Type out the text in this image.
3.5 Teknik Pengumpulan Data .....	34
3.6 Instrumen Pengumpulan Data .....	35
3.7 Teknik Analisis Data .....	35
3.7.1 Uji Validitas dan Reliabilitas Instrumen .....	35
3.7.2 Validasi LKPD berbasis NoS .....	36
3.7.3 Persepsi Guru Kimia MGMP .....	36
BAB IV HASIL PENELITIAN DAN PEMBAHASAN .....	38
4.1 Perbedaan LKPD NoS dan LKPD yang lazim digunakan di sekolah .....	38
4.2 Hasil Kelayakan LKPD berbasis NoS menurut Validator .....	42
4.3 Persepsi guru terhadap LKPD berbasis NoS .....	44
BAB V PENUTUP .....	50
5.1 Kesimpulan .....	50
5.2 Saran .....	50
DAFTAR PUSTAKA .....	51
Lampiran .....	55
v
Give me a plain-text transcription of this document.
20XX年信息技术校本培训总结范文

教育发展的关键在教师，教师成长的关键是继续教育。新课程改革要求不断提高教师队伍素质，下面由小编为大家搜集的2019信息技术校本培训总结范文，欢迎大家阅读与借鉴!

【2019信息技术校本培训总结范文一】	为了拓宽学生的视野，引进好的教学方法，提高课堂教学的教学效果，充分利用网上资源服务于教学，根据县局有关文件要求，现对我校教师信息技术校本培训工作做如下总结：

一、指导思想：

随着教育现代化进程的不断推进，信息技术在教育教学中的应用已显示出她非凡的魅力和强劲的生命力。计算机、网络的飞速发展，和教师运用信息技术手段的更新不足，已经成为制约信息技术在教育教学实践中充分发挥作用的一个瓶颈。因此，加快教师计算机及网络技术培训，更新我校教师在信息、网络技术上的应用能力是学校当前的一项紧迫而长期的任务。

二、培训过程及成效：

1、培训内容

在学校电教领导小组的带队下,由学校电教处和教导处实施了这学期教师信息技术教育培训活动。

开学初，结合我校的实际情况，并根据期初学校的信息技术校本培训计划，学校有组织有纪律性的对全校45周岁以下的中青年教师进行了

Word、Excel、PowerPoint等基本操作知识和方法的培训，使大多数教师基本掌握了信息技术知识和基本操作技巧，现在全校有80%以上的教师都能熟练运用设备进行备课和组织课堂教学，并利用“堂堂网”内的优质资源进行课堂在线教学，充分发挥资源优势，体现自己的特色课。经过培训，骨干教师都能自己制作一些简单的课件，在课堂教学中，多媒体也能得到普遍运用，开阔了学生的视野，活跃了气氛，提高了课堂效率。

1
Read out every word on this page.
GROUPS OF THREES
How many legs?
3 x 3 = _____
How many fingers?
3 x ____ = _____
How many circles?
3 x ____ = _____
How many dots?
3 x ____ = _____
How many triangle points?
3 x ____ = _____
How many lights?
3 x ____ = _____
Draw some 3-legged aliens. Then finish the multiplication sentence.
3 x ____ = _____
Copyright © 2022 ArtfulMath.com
---
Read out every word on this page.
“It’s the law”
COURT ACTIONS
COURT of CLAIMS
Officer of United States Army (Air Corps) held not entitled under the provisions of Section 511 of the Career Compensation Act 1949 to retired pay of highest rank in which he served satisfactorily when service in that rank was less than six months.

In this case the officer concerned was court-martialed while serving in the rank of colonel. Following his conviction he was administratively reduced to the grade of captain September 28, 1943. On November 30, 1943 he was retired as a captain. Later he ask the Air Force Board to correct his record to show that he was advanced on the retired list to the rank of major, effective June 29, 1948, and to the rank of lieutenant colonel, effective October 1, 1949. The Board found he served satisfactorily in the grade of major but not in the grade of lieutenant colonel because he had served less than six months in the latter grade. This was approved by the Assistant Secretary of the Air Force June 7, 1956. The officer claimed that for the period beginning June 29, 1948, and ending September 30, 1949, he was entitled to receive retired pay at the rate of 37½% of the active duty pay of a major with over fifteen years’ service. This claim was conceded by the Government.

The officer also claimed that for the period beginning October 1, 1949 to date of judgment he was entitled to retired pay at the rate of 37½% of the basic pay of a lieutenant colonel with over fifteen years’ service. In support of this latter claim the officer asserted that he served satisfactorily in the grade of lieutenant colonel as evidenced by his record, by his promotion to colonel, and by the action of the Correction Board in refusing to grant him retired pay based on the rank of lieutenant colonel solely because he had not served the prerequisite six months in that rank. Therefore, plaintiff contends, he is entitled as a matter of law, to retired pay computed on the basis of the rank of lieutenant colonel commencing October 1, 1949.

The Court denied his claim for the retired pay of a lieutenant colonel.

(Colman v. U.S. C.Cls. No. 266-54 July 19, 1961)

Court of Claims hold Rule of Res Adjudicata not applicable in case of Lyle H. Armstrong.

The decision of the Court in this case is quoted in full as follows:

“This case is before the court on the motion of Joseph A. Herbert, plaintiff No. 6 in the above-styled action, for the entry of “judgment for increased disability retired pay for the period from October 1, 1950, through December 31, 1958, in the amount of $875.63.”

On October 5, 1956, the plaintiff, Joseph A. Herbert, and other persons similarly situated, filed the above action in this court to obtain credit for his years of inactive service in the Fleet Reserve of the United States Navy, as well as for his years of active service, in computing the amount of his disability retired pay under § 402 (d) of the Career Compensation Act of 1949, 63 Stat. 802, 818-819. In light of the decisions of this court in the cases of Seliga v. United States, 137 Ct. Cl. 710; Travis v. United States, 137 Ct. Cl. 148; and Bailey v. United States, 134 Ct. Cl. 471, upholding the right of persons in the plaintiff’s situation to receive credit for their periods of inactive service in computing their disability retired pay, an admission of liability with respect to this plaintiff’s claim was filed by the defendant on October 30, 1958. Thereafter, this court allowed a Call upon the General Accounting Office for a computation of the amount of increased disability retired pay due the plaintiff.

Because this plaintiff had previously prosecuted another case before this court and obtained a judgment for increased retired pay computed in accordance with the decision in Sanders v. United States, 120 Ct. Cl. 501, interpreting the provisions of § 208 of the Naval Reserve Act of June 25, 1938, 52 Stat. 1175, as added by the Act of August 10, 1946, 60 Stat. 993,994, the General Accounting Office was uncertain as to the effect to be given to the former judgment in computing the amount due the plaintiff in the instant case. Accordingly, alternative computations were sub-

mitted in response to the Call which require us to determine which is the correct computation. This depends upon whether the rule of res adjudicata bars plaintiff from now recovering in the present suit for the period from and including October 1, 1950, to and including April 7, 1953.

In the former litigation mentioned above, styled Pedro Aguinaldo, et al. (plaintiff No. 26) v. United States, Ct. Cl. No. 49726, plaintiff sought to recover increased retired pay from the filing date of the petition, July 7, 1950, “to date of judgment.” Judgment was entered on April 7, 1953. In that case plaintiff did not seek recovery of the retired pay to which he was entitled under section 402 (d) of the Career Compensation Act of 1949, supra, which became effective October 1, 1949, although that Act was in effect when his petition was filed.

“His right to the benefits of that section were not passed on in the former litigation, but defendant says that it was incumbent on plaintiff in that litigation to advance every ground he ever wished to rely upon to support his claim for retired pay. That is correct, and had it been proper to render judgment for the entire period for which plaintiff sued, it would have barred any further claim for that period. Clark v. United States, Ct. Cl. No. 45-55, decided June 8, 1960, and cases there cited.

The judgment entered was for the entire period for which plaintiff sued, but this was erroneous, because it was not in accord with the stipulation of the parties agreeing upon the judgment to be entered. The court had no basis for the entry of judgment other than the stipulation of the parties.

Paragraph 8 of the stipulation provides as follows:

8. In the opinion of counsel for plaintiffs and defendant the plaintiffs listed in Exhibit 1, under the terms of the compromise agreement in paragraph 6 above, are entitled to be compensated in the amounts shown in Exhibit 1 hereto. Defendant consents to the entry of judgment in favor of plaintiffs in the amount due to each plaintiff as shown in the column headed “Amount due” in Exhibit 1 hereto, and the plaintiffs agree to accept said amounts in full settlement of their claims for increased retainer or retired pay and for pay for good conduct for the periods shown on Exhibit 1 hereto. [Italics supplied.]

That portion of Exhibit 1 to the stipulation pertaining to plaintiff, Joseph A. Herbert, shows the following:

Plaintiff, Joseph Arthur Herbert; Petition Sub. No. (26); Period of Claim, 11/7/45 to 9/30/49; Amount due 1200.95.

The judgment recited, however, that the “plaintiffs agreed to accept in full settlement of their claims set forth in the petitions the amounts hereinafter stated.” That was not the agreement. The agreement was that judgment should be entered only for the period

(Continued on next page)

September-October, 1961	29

**PROBLEM DESCRIPTION**
Return every line from the records above that holds the word "provisions".

**RESULT OF THE TASK**
Officer of United States Army (Air Corps) held not entitled under the provisions of Section 511 of the Career Compensation Act 1949 to retired pay of highest rank in which he served satisfactorily when service in that rank was less than six months.
Because this plaintiff had previously prosecuted another case before this court and obtained a judgment for increased retired pay computed in accordance with the decision in Sanders v. United States, 120 Ct. Cl. 501, interpreting the provisions of § 208 of the Naval Reserve Act of June 25, 1938, 52 Stat. 1175, as added by the Act of August 10, 1946, 60 Stat. 993,994, the General Accounting Office was uncertain as to the effect to be given to the former judgment in computing the amount due the plaintiff in the instant case. Accordingly, alternative computations were sub-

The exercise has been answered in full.